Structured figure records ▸

════════════════

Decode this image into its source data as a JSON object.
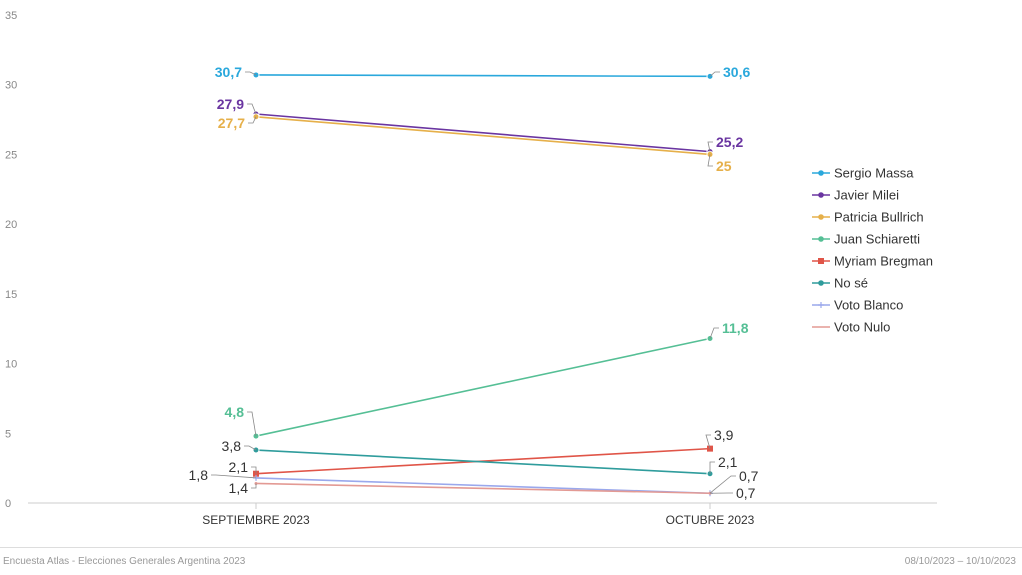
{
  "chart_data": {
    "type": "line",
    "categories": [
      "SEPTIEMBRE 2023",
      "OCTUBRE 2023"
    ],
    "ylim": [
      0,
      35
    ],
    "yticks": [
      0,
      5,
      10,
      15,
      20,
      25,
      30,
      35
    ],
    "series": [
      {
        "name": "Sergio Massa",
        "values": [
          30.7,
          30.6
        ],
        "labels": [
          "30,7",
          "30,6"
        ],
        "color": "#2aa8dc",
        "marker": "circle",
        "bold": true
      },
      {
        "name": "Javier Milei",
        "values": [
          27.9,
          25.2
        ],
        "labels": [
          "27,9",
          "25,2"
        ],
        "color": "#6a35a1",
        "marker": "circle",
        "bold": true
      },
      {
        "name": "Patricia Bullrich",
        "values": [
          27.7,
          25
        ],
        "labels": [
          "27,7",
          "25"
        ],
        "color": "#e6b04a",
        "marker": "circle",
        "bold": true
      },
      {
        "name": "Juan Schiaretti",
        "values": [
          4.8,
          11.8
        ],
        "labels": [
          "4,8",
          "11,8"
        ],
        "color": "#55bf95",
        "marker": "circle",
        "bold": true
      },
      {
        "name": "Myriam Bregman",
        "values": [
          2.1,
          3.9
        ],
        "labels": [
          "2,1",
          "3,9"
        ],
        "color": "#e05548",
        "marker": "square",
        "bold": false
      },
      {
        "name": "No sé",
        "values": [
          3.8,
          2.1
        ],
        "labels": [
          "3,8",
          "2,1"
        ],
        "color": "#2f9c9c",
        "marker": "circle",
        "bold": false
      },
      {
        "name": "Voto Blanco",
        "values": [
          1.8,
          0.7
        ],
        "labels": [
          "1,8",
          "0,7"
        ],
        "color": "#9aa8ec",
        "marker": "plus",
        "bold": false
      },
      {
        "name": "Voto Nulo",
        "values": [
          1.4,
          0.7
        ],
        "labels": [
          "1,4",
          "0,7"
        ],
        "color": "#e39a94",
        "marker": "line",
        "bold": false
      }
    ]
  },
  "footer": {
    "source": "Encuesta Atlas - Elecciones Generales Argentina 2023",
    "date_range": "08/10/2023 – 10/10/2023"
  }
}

════════════════

Task to carry out ▸
Without the pictures, copy the material exactly as given.

Result for this exercise ▸
Decode this image into its source data as a JSON object.
{
  "chart_data": {
    "type": "line",
    "categories": [
      "SEPTIEMBRE 2023",
      "OCTUBRE 2023"
    ],
    "ylim": [
      0,
      35
    ],
    "yticks": [
      0,
      5,
      10,
      15,
      20,
      25,
      30,
      35
    ],
    "series": [
      {
        "name": "Sergio Massa",
        "values": [
          30.7,
          30.6
        ],
        "labels": [
          "30,7",
          "30,6"
        ],
        "color": "#2aa8dc",
        "marker": "circle",
        "bold": true
      },
      {
        "name": "Javier Milei",
        "values": [
          27.9,
          25.2
        ],
        "labels": [
          "27,9",
          "25,2"
        ],
        "color": "#6a35a1",
        "marker": "circle",
        "bold": true
      },
      {
        "name": "Patricia Bullrich",
        "values": [
          27.7,
          25
        ],
        "labels": [
          "27,7",
          "25"
        ],
        "color": "#e6b04a",
        "marker": "circle",
        "bold": true
      },
      {
        "name": "Juan Schiaretti",
        "values": [
          4.8,
          11.8
        ],
        "labels": [
          "4,8",
          "11,8"
        ],
        "color": "#55bf95",
        "marker": "circle",
        "bold": true
      },
      {
        "name": "Myriam Bregman",
        "values": [
          2.1,
          3.9
        ],
        "labels": [
          "2,1",
          "3,9"
        ],
        "color": "#e05548",
        "marker": "square",
        "bold": false
      },
      {
        "name": "No sé",
        "values": [
          3.8,
          2.1
        ],
        "labels": [
          "3,8",
          "2,1"
        ],
        "color": "#2f9c9c",
        "marker": "circle",
        "bold": false
      },
      {
        "name": "Voto Blanco",
        "values": [
          1.8,
          0.7
        ],
        "labels": [
          "1,8",
          "0,7"
        ],
        "color": "#9aa8ec",
        "marker": "plus",
        "bold": false
      },
      {
        "name": "Voto Nulo",
        "values": [
          1.4,
          0.7
        ],
        "labels": [
          "1,4",
          "0,7"
        ],
        "color": "#e39a94",
        "marker": "line",
        "bold": false
      }
    ]
  },
  "footer": {
    "source": "Encuesta Atlas - Elecciones Generales Argentina 2023",
    "date_range": "08/10/2023 – 10/10/2023"
  }
}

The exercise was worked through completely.